SET EXERCISE: Output all lines exactly.

EXTRACTED ENTRIES:
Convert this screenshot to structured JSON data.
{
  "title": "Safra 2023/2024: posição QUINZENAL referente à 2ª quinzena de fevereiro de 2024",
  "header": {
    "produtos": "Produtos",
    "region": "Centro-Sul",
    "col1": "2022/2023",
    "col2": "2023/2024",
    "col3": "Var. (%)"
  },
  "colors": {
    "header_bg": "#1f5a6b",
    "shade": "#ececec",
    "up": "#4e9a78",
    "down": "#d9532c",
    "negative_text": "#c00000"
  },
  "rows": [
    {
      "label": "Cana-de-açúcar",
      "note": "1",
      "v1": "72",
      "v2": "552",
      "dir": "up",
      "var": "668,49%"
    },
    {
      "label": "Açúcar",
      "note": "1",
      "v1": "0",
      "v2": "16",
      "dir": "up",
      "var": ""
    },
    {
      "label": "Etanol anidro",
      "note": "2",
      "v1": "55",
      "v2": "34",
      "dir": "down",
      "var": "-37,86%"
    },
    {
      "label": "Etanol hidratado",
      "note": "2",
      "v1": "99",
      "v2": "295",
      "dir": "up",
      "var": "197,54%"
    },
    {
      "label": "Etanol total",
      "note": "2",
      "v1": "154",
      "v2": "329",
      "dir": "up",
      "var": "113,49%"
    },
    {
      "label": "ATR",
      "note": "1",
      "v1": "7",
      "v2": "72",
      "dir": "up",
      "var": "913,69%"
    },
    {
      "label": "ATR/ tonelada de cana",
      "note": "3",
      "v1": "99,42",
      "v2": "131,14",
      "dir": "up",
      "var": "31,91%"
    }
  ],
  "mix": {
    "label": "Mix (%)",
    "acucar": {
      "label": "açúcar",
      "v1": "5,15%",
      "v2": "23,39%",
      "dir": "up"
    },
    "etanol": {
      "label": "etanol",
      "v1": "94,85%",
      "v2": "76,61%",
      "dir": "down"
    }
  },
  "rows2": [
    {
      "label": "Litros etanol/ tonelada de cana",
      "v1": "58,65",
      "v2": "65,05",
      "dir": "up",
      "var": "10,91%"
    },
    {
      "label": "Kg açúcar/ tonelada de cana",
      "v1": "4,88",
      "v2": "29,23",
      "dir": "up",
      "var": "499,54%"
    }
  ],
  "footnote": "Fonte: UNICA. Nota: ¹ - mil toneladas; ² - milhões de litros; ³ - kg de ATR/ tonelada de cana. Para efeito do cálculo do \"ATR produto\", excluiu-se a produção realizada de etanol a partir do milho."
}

ANSWER TO THE PROBLEM:
Convert this screenshot to structured JSON data.
{
  "title": "Safra 2023/2024: posição QUINZENAL referente à 2ª quinzena de fevereiro de 2024",
  "header": {
    "produtos": "Produtos",
    "region": "Centro-Sul",
    "col1": "2022/2023",
    "col2": "2023/2024",
    "col3": "Var. (%)"
  },
  "colors": {
    "header_bg": "#1f5a6b",
    "shade": "#ececec",
    "up": "#4e9a78",
    "down": "#d9532c",
    "negative_text": "#c00000"
  },
  "rows": [
    {
      "label": "Cana-de-açúcar",
      "note": "1",
      "v1": "72",
      "v2": "552",
      "dir": "up",
      "var": "668,49%"
    },
    {
      "label": "Açúcar",
      "note": "1",
      "v1": "0",
      "v2": "16",
      "dir": "up",
      "var": ""
    },
    {
      "label": "Etanol anidro",
      "note": "2",
      "v1": "55",
      "v2": "34",
      "dir": "down",
      "var": "-37,86%"
    },
    {
      "label": "Etanol hidratado",
      "note": "2",
      "v1": "99",
      "v2": "295",
      "dir": "up",
      "var": "197,54%"
    },
    {
      "label": "Etanol total",
      "note": "2",
      "v1": "154",
      "v2": "329",
      "dir": "up",
      "var": "113,49%"
    },
    {
      "label": "ATR",
      "note": "1",
      "v1": "7",
      "v2": "72",
      "dir": "up",
      "var": "913,69%"
    },
    {
      "label": "ATR/ tonelada de cana",
      "note": "3",
      "v1": "99,42",
      "v2": "131,14",
      "dir": "up",
      "var": "31,91%"
    }
  ],
  "mix": {
    "label": "Mix (%)",
    "acucar": {
      "label": "açúcar",
      "v1": "5,15%",
      "v2": "23,39%",
      "dir": "up"
    },
    "etanol": {
      "label": "etanol",
      "v1": "94,85%",
      "v2": "76,61%",
      "dir": "down"
    }
  },
  "rows2": [
    {
      "label": "Litros etanol/ tonelada de cana",
      "v1": "58,65",
      "v2": "65,05",
      "dir": "up",
      "var": "10,91%"
    },
    {
      "label": "Kg açúcar/ tonelada de cana",
      "v1": "4,88",
      "v2": "29,23",
      "dir": "up",
      "var": "499,54%"
    }
  ],
  "footnote": "Fonte: UNICA. Nota: ¹ - mil toneladas; ² - milhões de litros; ³ - kg de ATR/ tonelada de cana. Para efeito do cálculo do \"ATR produto\", excluiu-se a produção realizada de etanol a partir do milho."
}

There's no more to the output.